[Items from a dataset]:
------------

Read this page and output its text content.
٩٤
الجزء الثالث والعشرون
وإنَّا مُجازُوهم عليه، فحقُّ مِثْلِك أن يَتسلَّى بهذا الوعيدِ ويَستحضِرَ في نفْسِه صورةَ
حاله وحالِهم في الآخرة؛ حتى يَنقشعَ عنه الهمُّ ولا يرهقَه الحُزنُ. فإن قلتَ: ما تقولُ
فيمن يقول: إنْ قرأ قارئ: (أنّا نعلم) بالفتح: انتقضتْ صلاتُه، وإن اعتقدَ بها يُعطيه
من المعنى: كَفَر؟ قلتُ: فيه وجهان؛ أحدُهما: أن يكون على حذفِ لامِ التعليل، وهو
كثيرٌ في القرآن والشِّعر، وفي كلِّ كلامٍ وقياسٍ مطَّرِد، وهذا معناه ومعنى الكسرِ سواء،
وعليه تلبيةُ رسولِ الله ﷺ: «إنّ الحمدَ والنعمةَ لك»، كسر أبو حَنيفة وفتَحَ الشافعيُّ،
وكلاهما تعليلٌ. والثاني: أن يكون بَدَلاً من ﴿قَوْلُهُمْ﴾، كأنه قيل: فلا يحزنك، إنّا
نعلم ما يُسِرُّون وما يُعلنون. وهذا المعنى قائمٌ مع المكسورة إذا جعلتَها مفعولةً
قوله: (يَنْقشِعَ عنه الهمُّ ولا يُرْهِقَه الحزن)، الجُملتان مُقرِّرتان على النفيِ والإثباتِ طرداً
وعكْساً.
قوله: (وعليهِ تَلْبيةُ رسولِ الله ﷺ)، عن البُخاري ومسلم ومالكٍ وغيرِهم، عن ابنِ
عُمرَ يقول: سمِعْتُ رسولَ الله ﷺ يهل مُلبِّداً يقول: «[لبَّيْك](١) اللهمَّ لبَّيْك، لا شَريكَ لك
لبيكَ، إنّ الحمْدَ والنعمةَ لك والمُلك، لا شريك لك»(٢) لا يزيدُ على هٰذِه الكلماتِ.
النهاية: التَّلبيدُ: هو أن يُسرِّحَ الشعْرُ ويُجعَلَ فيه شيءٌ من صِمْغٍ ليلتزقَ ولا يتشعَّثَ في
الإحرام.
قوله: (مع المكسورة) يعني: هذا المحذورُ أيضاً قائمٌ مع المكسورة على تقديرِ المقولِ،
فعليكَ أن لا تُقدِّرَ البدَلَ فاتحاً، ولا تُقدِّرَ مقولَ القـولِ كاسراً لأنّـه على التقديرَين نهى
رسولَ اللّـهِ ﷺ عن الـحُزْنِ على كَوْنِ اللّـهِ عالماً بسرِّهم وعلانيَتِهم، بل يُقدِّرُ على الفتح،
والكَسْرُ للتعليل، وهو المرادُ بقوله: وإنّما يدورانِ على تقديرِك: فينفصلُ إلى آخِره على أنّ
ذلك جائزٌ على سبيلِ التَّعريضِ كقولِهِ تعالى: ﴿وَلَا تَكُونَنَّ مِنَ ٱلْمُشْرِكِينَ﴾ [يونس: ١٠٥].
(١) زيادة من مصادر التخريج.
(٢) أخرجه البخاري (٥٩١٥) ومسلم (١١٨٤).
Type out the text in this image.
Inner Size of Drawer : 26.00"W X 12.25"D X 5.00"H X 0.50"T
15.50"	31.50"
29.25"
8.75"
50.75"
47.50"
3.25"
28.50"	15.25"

------------

[INSTRUCTION]: Go through the records and print each one exactly.

[THE RESPONSE]:
Read this page and output its text content.
٩٤
الجزء الثالث والعشرون
وإنَّا مُجازُوهم عليه، فحقُّ مِثْلِك أن يَتسلَّى بهذا الوعيدِ ويَستحضِرَ في نفْسِه صورةَ
حاله وحالِهم في الآخرة؛ حتى يَنقشعَ عنه الهمُّ ولا يرهقَه الحُزنُ. فإن قلتَ: ما تقولُ
فيمن يقول: إنْ قرأ قارئ: (أنّا نعلم) بالفتح: انتقضتْ صلاتُه، وإن اعتقدَ بها يُعطيه
من المعنى: كَفَر؟ قلتُ: فيه وجهان؛ أحدُهما: أن يكون على حذفِ لامِ التعليل، وهو
كثيرٌ في القرآن والشِّعر، وفي كلِّ كلامٍ وقياسٍ مطَّرِد، وهذا معناه ومعنى الكسرِ سواء،
وعليه تلبيةُ رسولِ الله ﷺ: «إنّ الحمدَ والنعمةَ لك»، كسر أبو حَنيفة وفتَحَ الشافعيُّ،
وكلاهما تعليلٌ. والثاني: أن يكون بَدَلاً من ﴿قَوْلُهُمْ﴾، كأنه قيل: فلا يحزنك، إنّا
نعلم ما يُسِرُّون وما يُعلنون. وهذا المعنى قائمٌ مع المكسورة إذا جعلتَها مفعولةً
قوله: (يَنْقشِعَ عنه الهمُّ ولا يُرْهِقَه الحزن)، الجُملتان مُقرِّرتان على النفيِ والإثباتِ طرداً
وعكْساً.
قوله: (وعليهِ تَلْبيةُ رسولِ الله ﷺ)، عن البُخاري ومسلم ومالكٍ وغيرِهم، عن ابنِ
عُمرَ يقول: سمِعْتُ رسولَ الله ﷺ يهل مُلبِّداً يقول: «[لبَّيْك](١) اللهمَّ لبَّيْك، لا شَريكَ لك
لبيكَ، إنّ الحمْدَ والنعمةَ لك والمُلك، لا شريك لك»(٢) لا يزيدُ على هٰذِه الكلماتِ.
النهاية: التَّلبيدُ: هو أن يُسرِّحَ الشعْرُ ويُجعَلَ فيه شيءٌ من صِمْغٍ ليلتزقَ ولا يتشعَّثَ في
الإحرام.
قوله: (مع المكسورة) يعني: هذا المحذورُ أيضاً قائمٌ مع المكسورة على تقديرِ المقولِ،
فعليكَ أن لا تُقدِّرَ البدَلَ فاتحاً، ولا تُقدِّرَ مقولَ القـولِ كاسراً لأنّـه على التقديرَين نهى
رسولَ اللّـهِ ﷺ عن الـحُزْنِ على كَوْنِ اللّـهِ عالماً بسرِّهم وعلانيَتِهم، بل يُقدِّرُ على الفتح،
والكَسْرُ للتعليل، وهو المرادُ بقوله: وإنّما يدورانِ على تقديرِك: فينفصلُ إلى آخِره على أنّ
ذلك جائزٌ على سبيلِ التَّعريضِ كقولِهِ تعالى: ﴿وَلَا تَكُونَنَّ مِنَ ٱلْمُشْرِكِينَ﴾ [يونس: ١٠٥].
(١) زيادة من مصادر التخريج.
(٢) أخرجه البخاري (٥٩١٥) ومسلم (١١٨٤).
Type out the text in this image.
Inner Size of Drawer : 26.00"W X 12.25"D X 5.00"H X 0.50"T
15.50"	31.50"
29.25"
8.75"
50.75"
47.50"
3.25"
28.50"	15.25"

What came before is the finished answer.